- [Exercise directions]: Which lines below hold the word "content"? Report each one.
***** Record extracts *****
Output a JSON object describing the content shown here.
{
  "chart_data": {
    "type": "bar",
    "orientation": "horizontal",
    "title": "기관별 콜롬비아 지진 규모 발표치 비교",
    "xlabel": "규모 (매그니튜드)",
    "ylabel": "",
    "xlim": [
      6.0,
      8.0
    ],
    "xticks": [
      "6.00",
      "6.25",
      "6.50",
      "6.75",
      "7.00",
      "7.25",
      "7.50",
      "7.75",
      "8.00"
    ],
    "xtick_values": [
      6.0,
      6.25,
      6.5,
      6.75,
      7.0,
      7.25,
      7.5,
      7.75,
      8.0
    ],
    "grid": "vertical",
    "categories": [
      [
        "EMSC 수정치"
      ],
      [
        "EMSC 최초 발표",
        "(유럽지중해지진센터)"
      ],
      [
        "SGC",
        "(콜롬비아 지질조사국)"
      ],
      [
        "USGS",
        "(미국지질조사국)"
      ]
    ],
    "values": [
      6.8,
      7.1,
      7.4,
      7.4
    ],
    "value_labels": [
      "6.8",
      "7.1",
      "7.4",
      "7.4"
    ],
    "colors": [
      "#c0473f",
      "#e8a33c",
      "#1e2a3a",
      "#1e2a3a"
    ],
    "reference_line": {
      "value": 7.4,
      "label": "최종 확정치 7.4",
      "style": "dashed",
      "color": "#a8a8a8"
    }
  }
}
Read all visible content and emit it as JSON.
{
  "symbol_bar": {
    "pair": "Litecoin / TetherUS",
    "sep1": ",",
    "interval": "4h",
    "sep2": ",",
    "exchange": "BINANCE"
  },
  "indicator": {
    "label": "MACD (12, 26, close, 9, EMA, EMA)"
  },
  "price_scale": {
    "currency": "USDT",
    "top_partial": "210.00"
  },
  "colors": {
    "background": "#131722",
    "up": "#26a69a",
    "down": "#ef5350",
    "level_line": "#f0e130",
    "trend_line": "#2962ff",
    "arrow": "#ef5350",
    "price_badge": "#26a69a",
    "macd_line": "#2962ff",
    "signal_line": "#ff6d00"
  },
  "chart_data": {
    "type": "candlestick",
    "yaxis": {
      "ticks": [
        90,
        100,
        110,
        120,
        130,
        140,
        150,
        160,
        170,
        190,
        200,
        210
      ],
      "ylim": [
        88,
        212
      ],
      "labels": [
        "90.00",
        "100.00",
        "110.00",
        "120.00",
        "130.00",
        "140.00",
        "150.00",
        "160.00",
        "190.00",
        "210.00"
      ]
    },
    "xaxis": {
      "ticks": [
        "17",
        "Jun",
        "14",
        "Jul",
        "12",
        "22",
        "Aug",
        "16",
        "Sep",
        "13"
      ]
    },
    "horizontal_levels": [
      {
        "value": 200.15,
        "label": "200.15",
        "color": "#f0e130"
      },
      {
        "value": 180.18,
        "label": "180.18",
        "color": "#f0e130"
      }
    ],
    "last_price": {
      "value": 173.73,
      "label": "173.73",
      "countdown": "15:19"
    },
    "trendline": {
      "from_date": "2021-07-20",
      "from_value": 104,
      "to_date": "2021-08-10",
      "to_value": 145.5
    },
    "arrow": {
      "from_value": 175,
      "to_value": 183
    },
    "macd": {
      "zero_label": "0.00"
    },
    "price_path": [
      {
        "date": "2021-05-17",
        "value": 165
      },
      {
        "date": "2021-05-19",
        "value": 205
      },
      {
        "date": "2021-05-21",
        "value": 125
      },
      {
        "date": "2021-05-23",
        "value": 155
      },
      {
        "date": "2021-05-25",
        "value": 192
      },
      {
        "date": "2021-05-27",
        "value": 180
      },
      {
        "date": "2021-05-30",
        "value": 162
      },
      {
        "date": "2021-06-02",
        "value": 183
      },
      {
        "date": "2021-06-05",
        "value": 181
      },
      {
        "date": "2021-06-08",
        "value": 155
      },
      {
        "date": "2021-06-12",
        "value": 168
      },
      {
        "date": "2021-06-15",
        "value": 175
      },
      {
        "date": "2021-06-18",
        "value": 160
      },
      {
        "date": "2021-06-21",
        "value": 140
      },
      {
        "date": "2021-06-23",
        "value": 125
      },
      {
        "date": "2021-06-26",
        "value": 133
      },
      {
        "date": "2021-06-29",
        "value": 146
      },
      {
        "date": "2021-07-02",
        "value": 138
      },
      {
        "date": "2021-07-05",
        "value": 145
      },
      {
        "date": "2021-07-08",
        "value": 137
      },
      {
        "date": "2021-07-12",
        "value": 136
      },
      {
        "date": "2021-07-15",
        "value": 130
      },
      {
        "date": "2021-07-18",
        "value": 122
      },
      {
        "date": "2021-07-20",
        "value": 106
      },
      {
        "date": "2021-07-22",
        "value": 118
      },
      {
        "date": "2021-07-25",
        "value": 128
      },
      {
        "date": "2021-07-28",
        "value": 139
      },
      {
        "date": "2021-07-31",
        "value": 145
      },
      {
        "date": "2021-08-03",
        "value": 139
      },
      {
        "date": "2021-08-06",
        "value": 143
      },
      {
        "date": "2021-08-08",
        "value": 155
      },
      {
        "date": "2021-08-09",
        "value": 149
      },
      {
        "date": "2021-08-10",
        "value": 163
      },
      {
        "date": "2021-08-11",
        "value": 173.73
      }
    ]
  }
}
*****
- [Answer to this task]:
Output a JSON object describing the content shown here.
Read all visible content and emit it as JSON.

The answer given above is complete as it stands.